What you should do:
Collect every line below that contains the word "questo".

Data entries
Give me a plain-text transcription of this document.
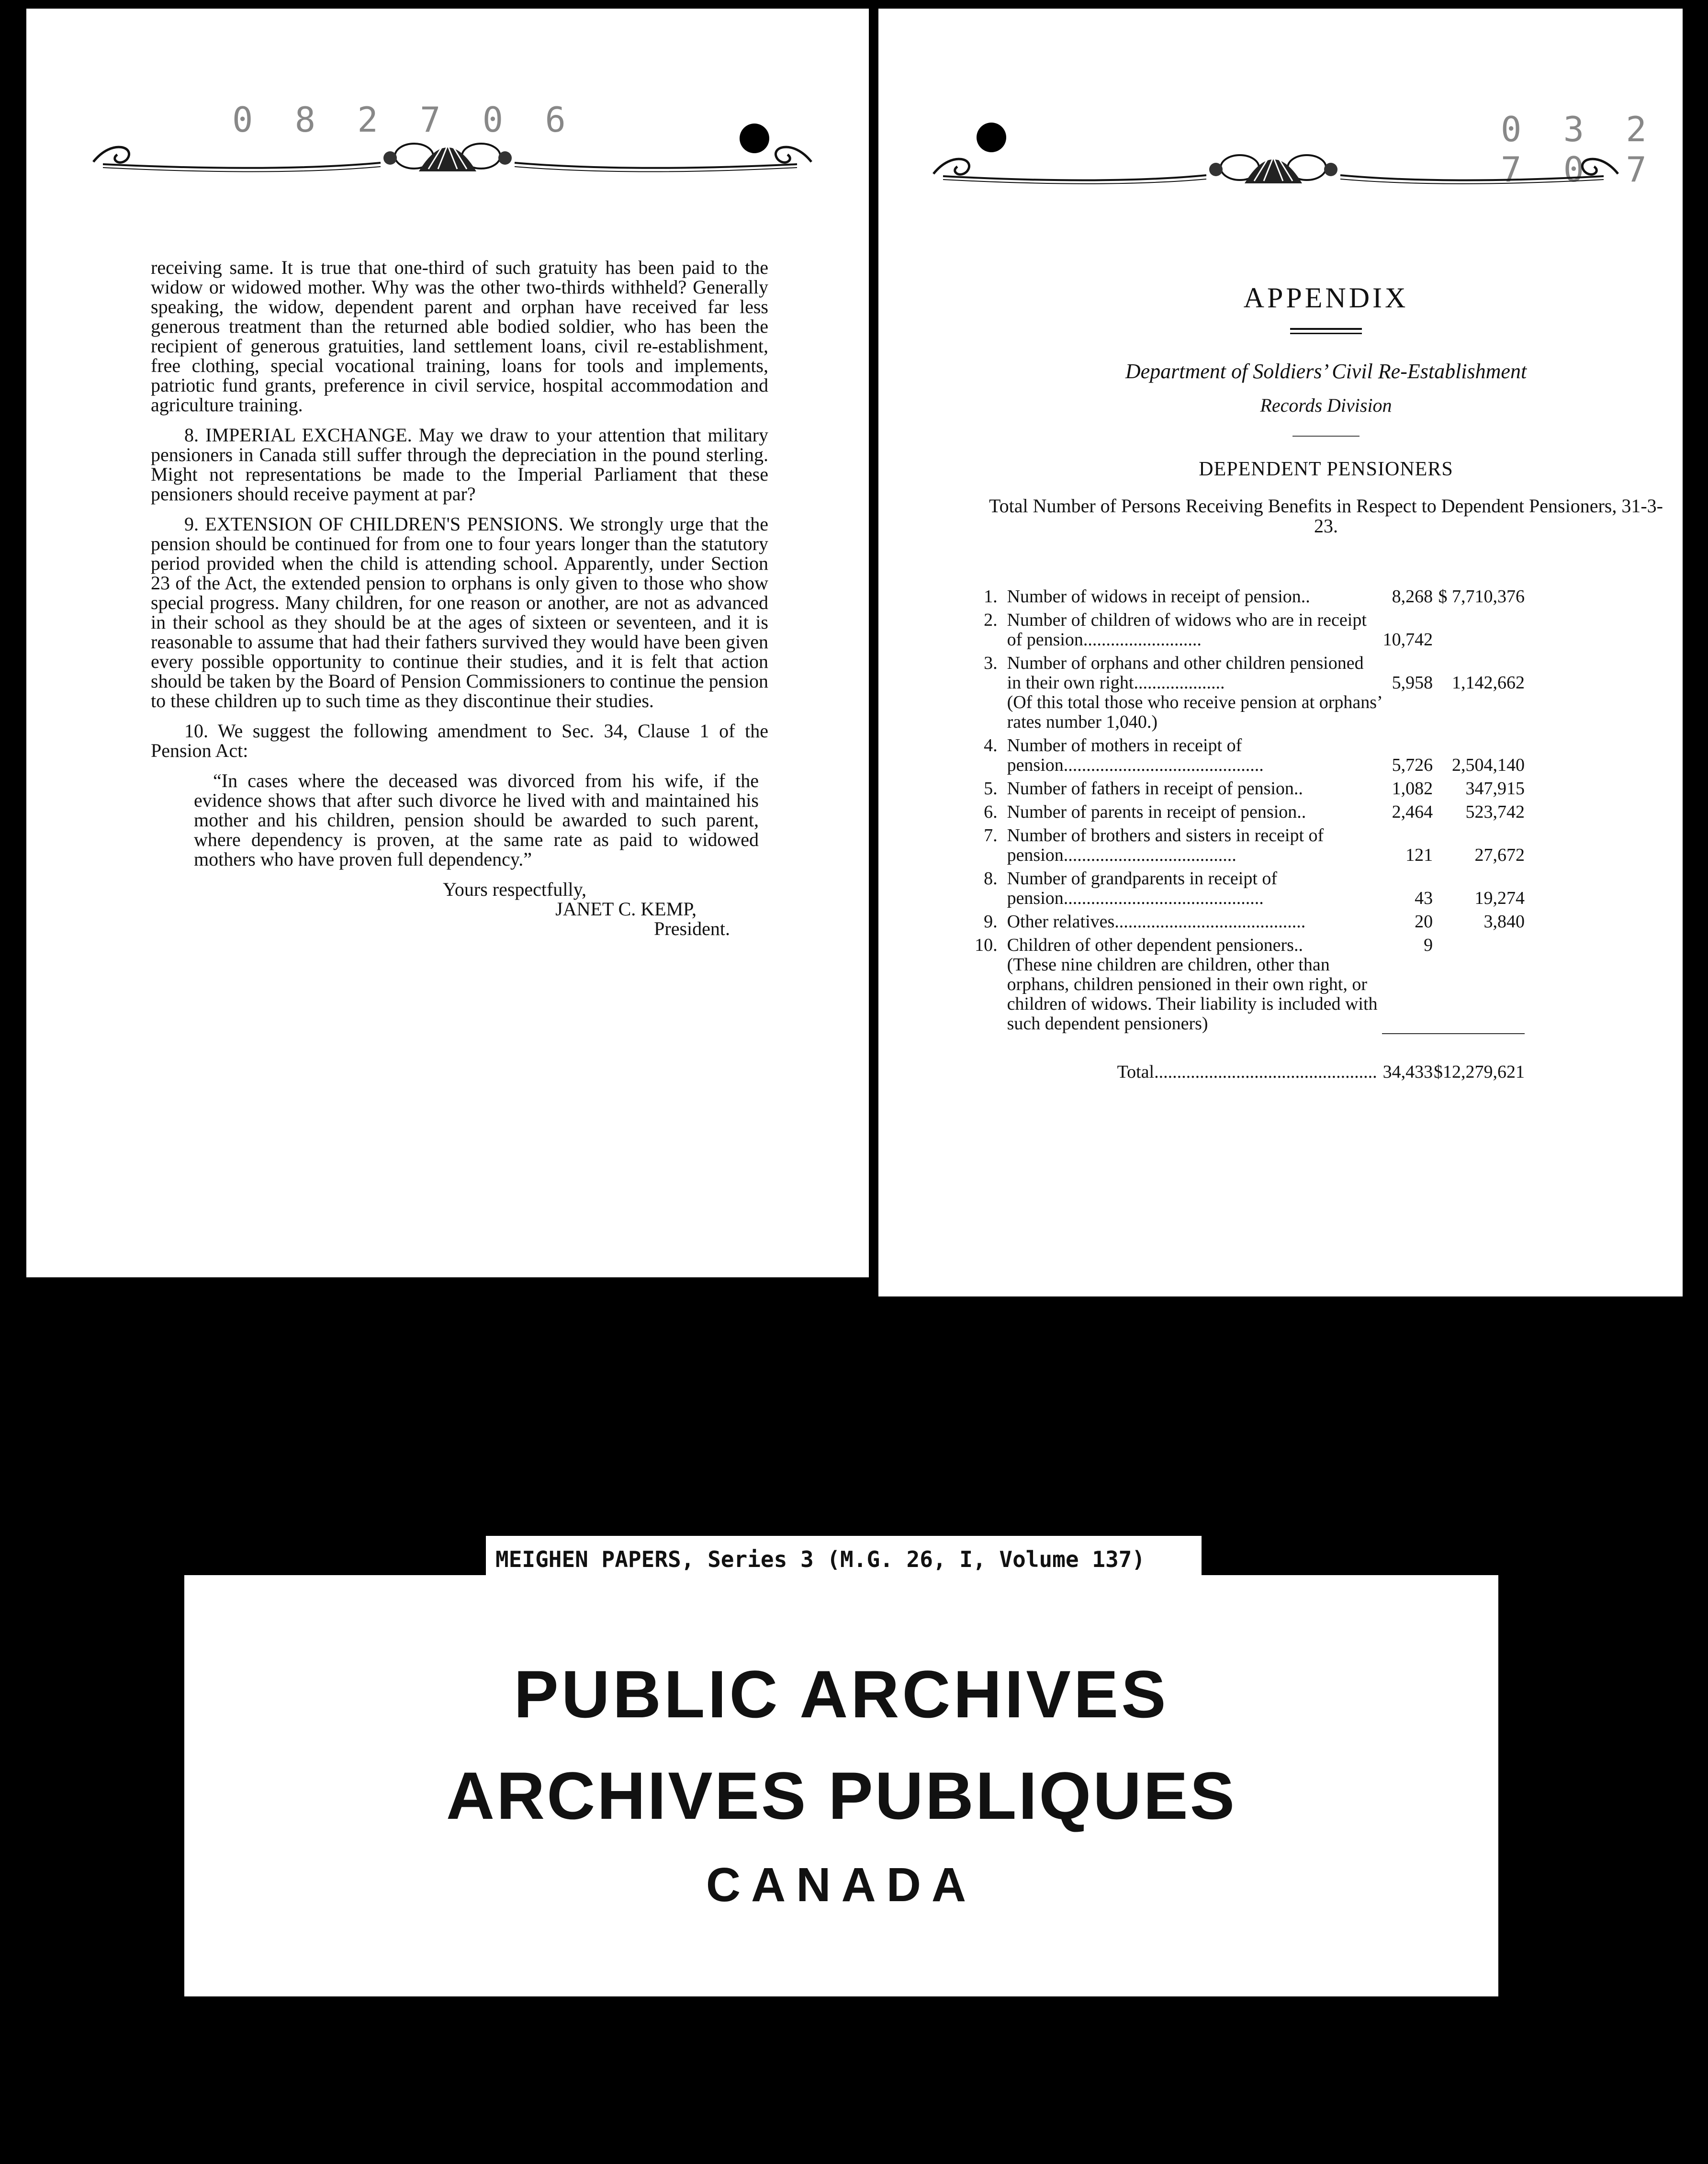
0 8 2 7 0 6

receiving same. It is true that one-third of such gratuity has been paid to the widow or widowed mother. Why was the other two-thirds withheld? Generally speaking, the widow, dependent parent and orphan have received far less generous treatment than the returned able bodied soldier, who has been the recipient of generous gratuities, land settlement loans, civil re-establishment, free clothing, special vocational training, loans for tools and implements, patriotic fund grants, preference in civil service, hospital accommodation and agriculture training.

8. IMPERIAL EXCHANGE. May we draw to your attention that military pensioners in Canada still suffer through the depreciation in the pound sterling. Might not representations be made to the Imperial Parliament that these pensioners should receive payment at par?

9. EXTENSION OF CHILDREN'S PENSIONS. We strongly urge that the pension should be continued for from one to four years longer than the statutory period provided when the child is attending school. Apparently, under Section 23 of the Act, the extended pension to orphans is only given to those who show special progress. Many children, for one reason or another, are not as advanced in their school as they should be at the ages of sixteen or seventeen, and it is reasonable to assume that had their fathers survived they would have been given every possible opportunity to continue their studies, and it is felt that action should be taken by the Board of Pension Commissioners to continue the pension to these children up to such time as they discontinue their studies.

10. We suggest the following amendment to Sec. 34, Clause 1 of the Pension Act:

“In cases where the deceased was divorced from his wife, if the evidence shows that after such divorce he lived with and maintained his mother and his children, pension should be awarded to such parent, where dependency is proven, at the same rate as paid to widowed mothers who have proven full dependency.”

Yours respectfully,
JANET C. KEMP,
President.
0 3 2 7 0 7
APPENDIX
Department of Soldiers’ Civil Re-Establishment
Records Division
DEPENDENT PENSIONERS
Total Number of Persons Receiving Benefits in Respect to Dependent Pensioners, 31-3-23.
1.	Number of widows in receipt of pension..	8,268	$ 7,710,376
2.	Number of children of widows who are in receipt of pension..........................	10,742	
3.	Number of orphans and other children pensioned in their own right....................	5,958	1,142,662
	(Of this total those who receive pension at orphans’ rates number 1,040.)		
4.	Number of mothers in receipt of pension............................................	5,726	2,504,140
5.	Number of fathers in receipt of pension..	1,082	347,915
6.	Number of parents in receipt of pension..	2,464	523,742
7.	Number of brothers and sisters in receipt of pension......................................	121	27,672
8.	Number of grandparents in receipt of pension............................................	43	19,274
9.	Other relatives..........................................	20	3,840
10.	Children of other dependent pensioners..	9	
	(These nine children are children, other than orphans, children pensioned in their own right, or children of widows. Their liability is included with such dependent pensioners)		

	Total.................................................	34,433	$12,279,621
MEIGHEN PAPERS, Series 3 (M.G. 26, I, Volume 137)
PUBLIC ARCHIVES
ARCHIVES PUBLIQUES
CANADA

--

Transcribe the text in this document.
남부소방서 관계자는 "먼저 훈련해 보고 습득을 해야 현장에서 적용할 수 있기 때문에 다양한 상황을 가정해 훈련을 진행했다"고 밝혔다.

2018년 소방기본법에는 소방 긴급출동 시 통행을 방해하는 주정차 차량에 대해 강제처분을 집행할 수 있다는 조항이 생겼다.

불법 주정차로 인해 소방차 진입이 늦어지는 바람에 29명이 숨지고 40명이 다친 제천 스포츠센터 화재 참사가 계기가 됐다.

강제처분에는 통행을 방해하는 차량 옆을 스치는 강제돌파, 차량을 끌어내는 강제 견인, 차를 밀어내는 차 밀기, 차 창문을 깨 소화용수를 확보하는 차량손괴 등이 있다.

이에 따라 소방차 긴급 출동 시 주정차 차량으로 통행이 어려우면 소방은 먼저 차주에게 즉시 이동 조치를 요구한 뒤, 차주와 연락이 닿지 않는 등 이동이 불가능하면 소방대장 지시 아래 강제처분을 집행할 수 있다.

* * *

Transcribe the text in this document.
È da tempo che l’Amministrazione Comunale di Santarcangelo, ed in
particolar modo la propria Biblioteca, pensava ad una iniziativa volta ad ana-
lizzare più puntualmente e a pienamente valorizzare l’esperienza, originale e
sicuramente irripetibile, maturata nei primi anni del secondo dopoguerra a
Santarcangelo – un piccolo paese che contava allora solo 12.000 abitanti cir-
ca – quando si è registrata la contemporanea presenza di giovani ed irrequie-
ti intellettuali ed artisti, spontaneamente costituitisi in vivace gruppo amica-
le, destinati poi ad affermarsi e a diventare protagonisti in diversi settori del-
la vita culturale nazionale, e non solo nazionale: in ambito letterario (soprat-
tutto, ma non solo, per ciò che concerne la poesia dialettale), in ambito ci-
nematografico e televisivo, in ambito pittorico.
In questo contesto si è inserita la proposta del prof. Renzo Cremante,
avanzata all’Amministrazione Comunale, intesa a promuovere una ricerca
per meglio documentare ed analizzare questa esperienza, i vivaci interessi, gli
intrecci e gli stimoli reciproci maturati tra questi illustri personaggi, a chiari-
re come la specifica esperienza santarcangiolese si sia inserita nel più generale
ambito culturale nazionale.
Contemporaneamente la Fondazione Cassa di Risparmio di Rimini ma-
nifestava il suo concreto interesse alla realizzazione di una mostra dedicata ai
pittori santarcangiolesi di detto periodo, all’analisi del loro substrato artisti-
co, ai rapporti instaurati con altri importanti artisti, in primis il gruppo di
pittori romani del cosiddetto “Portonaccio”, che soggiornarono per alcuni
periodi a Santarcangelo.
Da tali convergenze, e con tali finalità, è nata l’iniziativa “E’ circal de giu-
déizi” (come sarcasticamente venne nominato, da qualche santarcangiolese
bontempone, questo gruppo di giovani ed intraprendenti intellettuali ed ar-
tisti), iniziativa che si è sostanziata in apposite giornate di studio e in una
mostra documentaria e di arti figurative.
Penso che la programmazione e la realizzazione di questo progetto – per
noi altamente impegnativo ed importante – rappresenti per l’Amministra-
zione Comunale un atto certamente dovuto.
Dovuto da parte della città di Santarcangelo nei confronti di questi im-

Exercise answer:
In questo contesto si è inserita la proposta del prof. Renzo Cremante,
bontempone, questo gruppo di giovani ed intraprendenti intellettuali ed ar-
Penso che la programmazione e la realizzazione di questo progetto – per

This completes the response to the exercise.